• **Problem**
Each line of the listing that contains the word "Octubre" is to be copied.

Stored items from a collection

- - - - -

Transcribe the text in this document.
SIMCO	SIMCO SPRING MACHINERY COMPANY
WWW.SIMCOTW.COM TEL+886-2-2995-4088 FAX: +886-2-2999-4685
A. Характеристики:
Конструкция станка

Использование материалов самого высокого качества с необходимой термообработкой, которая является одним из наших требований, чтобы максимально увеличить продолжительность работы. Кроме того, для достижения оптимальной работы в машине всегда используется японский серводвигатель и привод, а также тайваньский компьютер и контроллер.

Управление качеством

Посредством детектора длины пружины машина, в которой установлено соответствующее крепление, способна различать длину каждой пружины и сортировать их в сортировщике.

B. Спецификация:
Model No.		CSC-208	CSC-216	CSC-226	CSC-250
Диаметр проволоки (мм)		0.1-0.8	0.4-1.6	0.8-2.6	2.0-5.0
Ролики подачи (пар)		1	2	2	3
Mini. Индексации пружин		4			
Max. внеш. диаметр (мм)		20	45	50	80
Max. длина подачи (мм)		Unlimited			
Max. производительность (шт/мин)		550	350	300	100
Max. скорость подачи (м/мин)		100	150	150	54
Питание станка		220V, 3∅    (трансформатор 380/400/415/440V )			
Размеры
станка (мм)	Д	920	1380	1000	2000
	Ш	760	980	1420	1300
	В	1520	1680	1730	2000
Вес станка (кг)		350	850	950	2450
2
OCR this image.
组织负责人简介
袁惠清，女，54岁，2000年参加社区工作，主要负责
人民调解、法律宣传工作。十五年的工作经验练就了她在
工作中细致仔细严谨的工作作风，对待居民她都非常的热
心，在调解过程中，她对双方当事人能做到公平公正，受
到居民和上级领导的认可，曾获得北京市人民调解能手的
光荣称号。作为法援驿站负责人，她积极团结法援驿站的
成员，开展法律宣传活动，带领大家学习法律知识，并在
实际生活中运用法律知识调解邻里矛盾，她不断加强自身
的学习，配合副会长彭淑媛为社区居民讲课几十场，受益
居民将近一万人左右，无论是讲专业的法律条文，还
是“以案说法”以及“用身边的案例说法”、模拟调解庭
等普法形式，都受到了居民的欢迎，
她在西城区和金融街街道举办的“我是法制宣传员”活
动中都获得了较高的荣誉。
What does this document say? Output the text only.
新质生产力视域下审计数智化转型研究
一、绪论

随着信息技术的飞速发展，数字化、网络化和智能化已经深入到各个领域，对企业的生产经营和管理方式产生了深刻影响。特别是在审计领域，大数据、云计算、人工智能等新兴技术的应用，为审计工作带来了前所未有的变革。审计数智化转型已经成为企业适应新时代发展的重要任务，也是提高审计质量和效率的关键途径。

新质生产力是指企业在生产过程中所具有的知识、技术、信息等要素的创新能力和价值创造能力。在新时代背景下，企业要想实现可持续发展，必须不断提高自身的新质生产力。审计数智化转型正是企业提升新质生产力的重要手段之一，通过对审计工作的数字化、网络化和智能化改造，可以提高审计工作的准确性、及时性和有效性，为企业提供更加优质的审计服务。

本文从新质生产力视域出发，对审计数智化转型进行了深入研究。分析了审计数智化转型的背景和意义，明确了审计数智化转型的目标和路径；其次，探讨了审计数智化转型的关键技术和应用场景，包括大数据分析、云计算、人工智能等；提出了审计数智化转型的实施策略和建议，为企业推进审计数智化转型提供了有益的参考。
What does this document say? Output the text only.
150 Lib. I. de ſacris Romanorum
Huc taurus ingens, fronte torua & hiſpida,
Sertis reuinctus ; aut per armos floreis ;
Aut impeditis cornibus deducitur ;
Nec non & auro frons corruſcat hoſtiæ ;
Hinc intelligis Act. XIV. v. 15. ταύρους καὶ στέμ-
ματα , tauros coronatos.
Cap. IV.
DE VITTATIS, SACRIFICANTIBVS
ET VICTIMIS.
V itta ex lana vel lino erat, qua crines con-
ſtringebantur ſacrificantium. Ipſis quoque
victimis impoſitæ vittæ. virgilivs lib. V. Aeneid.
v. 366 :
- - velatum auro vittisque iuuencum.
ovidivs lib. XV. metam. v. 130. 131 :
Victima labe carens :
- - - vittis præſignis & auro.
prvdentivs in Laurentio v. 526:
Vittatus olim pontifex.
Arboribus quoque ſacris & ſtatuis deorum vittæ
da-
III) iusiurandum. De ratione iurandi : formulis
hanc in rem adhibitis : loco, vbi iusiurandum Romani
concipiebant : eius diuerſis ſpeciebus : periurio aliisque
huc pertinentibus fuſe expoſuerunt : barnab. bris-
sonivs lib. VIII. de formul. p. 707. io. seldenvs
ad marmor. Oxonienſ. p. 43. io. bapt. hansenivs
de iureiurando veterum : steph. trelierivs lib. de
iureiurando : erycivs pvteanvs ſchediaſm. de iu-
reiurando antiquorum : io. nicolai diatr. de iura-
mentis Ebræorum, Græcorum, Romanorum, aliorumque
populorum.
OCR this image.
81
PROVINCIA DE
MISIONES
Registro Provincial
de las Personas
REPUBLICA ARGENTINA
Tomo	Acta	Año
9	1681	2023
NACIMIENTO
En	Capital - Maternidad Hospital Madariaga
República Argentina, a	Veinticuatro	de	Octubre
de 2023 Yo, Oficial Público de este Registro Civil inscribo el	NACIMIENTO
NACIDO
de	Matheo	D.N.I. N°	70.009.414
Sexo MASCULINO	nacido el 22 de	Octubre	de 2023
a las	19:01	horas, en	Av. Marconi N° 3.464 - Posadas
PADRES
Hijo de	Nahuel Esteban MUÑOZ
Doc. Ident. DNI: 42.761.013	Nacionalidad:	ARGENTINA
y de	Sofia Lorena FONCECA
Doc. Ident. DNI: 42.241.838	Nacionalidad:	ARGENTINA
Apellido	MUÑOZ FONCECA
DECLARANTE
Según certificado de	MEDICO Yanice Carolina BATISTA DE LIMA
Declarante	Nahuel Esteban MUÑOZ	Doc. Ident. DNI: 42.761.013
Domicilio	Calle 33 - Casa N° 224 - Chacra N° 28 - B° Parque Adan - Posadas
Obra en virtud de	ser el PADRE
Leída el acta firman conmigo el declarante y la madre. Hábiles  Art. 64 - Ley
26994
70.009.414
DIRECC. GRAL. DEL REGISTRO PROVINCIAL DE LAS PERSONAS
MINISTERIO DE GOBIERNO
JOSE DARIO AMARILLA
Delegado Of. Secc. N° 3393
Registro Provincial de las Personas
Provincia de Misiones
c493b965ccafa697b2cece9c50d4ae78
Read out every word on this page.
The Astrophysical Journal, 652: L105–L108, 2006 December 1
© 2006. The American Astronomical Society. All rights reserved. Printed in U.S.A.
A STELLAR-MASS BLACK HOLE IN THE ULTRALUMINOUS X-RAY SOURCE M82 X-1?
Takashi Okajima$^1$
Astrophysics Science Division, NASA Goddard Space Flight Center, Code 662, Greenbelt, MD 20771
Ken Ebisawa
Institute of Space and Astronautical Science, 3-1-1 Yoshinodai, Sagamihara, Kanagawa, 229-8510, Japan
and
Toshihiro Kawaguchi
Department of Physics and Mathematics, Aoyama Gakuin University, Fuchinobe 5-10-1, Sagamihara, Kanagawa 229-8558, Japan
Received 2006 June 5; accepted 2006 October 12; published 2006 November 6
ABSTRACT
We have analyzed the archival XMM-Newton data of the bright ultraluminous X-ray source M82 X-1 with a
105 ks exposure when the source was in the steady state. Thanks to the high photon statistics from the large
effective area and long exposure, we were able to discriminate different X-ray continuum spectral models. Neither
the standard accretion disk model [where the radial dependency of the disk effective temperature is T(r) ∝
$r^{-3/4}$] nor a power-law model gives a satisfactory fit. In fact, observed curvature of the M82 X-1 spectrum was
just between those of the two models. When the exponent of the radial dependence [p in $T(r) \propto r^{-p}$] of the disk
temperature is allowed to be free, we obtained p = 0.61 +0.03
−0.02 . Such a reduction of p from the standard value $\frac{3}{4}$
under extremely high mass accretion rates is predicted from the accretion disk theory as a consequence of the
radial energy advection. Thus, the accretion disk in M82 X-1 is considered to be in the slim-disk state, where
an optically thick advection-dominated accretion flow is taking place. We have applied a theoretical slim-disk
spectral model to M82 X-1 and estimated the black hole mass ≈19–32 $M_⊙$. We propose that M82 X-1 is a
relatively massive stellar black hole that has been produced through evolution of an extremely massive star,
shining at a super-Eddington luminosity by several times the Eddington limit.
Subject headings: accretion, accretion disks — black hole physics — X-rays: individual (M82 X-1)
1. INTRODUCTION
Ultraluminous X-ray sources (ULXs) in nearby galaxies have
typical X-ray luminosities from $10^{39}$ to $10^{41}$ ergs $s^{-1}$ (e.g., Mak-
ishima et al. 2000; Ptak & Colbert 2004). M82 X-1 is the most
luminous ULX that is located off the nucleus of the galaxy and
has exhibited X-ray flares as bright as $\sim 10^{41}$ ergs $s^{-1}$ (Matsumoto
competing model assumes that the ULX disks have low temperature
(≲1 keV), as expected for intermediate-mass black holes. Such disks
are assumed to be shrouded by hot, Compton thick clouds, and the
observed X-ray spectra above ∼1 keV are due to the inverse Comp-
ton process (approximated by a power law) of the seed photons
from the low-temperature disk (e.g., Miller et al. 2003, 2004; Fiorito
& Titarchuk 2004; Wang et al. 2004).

- - - - -

• **Response to this task**
República Argentina, a	Veinticuatro	de	Octubre
Sexo MASCULINO	nacido el 22 de	Octubre	de 2023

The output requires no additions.